# What the task requires:
Scan the following material for the string "name" and copy each line in which it appears.

# Supplied records:
++++

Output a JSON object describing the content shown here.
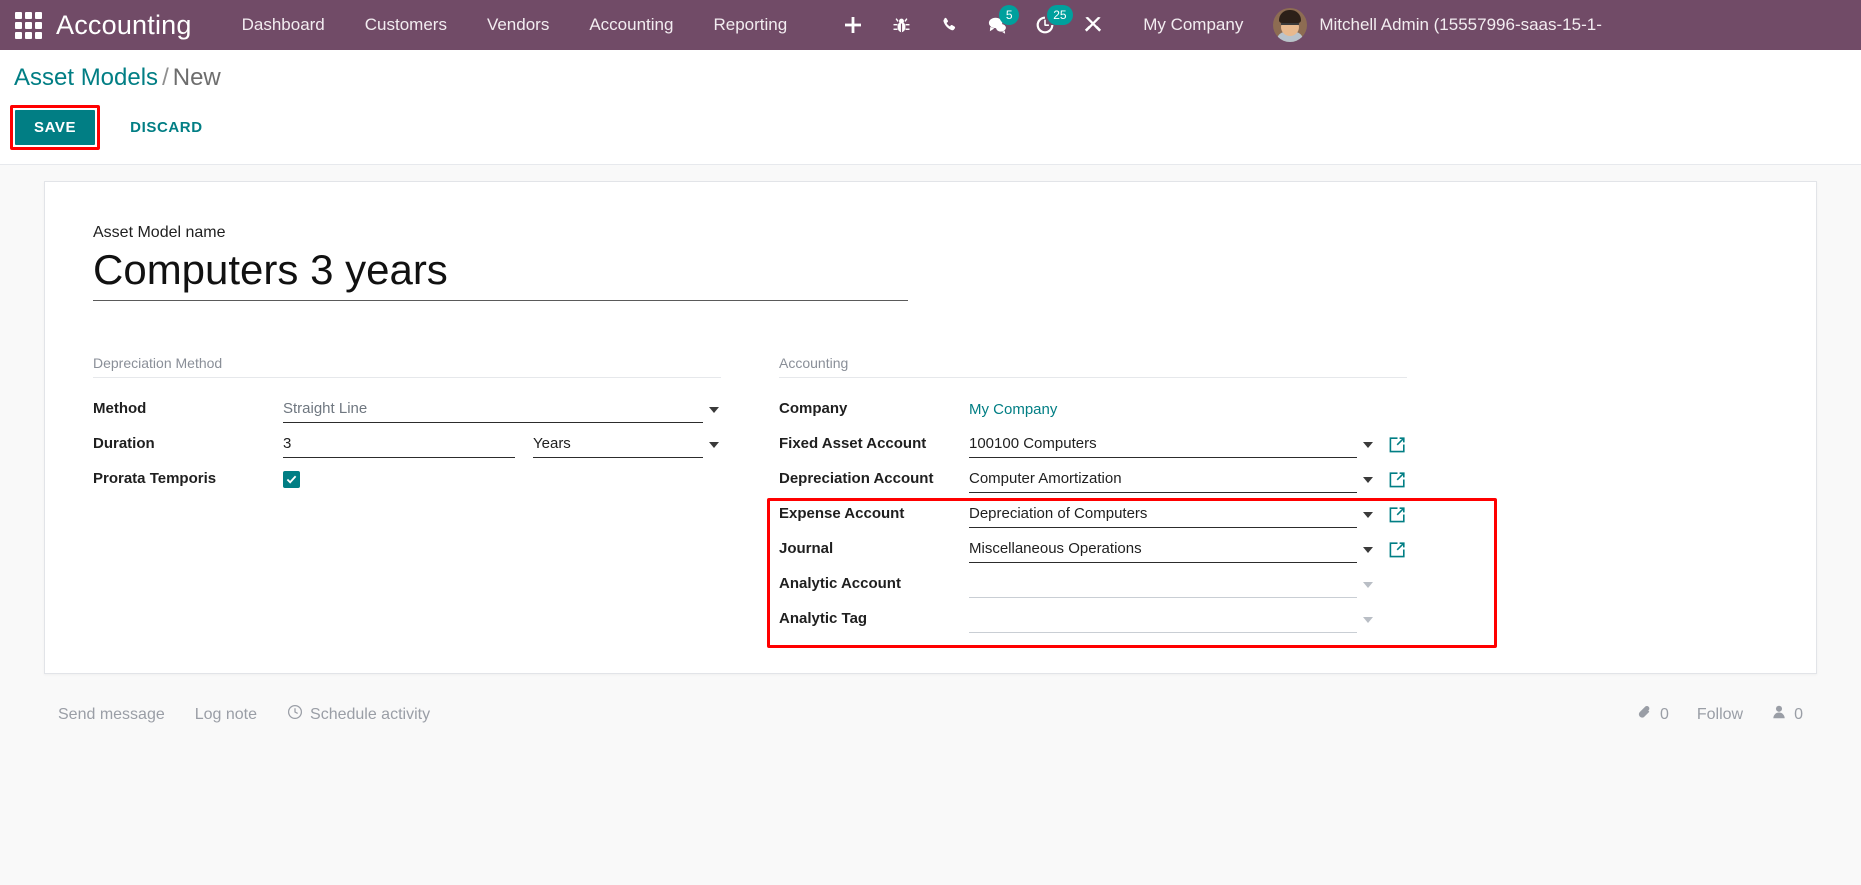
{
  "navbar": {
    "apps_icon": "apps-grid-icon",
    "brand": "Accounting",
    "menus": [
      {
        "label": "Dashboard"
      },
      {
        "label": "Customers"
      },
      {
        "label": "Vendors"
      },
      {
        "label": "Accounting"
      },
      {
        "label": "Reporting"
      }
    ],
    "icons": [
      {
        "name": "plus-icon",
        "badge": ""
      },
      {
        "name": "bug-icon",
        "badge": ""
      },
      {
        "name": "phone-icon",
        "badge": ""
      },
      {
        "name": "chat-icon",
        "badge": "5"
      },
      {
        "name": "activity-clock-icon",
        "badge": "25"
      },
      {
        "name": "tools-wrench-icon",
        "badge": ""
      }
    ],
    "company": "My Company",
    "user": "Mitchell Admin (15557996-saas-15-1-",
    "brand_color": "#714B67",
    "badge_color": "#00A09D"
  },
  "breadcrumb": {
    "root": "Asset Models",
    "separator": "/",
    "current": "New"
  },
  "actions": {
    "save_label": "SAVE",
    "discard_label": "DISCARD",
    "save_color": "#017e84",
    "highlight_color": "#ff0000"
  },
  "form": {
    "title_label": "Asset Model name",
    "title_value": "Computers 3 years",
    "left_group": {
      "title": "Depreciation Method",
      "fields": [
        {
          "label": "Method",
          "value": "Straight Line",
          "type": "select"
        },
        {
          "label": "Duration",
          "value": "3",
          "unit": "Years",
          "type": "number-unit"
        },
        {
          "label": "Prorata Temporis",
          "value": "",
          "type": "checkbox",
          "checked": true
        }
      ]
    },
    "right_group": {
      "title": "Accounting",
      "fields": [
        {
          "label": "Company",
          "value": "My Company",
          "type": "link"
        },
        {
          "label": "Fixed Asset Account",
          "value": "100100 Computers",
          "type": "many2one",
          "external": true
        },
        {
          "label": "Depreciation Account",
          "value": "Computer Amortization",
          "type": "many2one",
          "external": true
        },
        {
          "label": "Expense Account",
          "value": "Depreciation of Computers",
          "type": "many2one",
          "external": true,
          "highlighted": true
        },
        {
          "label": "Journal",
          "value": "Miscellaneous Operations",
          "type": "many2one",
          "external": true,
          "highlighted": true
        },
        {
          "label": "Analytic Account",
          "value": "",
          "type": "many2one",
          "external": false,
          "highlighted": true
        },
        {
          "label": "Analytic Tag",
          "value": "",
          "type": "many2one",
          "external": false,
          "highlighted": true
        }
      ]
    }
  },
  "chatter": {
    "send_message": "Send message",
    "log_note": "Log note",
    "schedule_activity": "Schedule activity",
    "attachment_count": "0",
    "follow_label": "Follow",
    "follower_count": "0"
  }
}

++++

# Completed task:
        "name": "plus-icon",
        "name": "bug-icon",
        "name": "phone-icon",
        "name": "chat-icon",
        "name": "activity-clock-icon",
        "name": "tools-wrench-icon",
    "title_label": "Asset Model name",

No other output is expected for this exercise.